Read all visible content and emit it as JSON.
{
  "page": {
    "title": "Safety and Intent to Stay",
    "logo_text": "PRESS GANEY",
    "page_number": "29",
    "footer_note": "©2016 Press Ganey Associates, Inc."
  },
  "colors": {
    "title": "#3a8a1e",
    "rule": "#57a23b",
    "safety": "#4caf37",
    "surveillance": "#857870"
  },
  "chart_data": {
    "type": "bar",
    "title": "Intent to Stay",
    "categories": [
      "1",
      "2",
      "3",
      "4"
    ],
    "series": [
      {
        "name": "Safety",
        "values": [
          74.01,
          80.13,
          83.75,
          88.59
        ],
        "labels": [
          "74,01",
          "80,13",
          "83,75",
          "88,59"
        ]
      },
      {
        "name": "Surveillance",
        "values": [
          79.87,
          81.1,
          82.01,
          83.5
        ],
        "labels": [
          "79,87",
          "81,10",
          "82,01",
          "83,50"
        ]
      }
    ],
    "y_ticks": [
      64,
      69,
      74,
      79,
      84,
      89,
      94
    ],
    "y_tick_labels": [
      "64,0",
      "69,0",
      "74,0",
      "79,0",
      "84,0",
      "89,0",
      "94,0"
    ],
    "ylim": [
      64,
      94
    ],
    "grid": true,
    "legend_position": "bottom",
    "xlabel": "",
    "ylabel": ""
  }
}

######

Retype the entries exactly, including every line.

# TASK OUTPUT
Read all visible content and emit it as JSON.
{
  "page": {
    "title": "Safety and Intent to Stay",
    "logo_text": "PRESS GANEY",
    "page_number": "29",
    "footer_note": "©2016 Press Ganey Associates, Inc."
  },
  "colors": {
    "title": "#3a8a1e",
    "rule": "#57a23b",
    "safety": "#4caf37",
    "surveillance": "#857870"
  },
  "chart_data": {
    "type": "bar",
    "title": "Intent to Stay",
    "categories": [
      "1",
      "2",
      "3",
      "4"
    ],
    "series": [
      {
        "name": "Safety",
        "values": [
          74.01,
          80.13,
          83.75,
          88.59
        ],
        "labels": [
          "74,01",
          "80,13",
          "83,75",
          "88,59"
        ]
      },
      {
        "name": "Surveillance",
        "values": [
          79.87,
          81.1,
          82.01,
          83.5
        ],
        "labels": [
          "79,87",
          "81,10",
          "82,01",
          "83,50"
        ]
      }
    ],
    "y_ticks": [
      64,
      69,
      74,
      79,
      84,
      89,
      94
    ],
    "y_tick_labels": [
      "64,0",
      "69,0",
      "74,0",
      "79,0",
      "84,0",
      "89,0",
      "94,0"
    ],
    "ylim": [
      64,
      94
    ],
    "grid": true,
    "legend_position": "bottom",
    "xlabel": "",
    "ylabel": ""
  }
}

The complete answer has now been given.